▶ _GIVEN REQUEST_: Copy every record below exactly.

▶ _Items listed in a dataset_:
══════════════════════════════
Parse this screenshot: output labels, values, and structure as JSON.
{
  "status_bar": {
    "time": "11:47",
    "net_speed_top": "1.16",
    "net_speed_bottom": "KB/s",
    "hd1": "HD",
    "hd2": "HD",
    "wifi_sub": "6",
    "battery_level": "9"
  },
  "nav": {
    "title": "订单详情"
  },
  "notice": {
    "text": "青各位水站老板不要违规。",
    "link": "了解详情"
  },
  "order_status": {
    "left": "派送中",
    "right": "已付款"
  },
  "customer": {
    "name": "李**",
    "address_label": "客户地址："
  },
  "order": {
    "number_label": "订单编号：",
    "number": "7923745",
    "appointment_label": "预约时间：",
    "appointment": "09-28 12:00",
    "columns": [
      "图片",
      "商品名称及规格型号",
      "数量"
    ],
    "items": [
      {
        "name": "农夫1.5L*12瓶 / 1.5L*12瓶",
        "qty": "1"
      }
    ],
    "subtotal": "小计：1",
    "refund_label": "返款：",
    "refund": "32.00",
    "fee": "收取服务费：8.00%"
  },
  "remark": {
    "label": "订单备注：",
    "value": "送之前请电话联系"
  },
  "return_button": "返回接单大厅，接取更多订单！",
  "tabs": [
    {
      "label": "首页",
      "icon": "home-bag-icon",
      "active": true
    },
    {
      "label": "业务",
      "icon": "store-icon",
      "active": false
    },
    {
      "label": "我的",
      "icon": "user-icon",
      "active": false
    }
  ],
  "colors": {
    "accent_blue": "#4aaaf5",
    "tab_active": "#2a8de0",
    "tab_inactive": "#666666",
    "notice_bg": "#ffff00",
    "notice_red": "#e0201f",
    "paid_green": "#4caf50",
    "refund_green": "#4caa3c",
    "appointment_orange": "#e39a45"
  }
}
══════════════════════════════
▶ _THE COMPLETED TASK_:
Parse this screenshot: output labels, values, and structure as JSON.
{
  "status_bar": {
    "time": "11:47",
    "net_speed_top": "1.16",
    "net_speed_bottom": "KB/s",
    "hd1": "HD",
    "hd2": "HD",
    "wifi_sub": "6",
    "battery_level": "9"
  },
  "nav": {
    "title": "订单详情"
  },
  "notice": {
    "text": "青各位水站老板不要违规。",
    "link": "了解详情"
  },
  "order_status": {
    "left": "派送中",
    "right": "已付款"
  },
  "customer": {
    "name": "李**",
    "address_label": "客户地址："
  },
  "order": {
    "number_label": "订单编号：",
    "number": "7923745",
    "appointment_label": "预约时间：",
    "appointment": "09-28 12:00",
    "columns": [
      "图片",
      "商品名称及规格型号",
      "数量"
    ],
    "items": [
      {
        "name": "农夫1.5L*12瓶 / 1.5L*12瓶",
        "qty": "1"
      }
    ],
    "subtotal": "小计：1",
    "refund_label": "返款：",
    "refund": "32.00",
    "fee": "收取服务费：8.00%"
  },
  "remark": {
    "label": "订单备注：",
    "value": "送之前请电话联系"
  },
  "return_button": "返回接单大厅，接取更多订单！",
  "tabs": [
    {
      "label": "首页",
      "icon": "home-bag-icon",
      "active": true
    },
    {
      "label": "业务",
      "icon": "store-icon",
      "active": false
    },
    {
      "label": "我的",
      "icon": "user-icon",
      "active": false
    }
  ],
  "colors": {
    "accent_blue": "#4aaaf5",
    "tab_active": "#2a8de0",
    "tab_inactive": "#666666",
    "notice_bg": "#ffff00",
    "notice_red": "#e0201f",
    "paid_green": "#4caf50",
    "refund_green": "#4caa3c",
    "appointment_orange": "#e39a45"
  }
}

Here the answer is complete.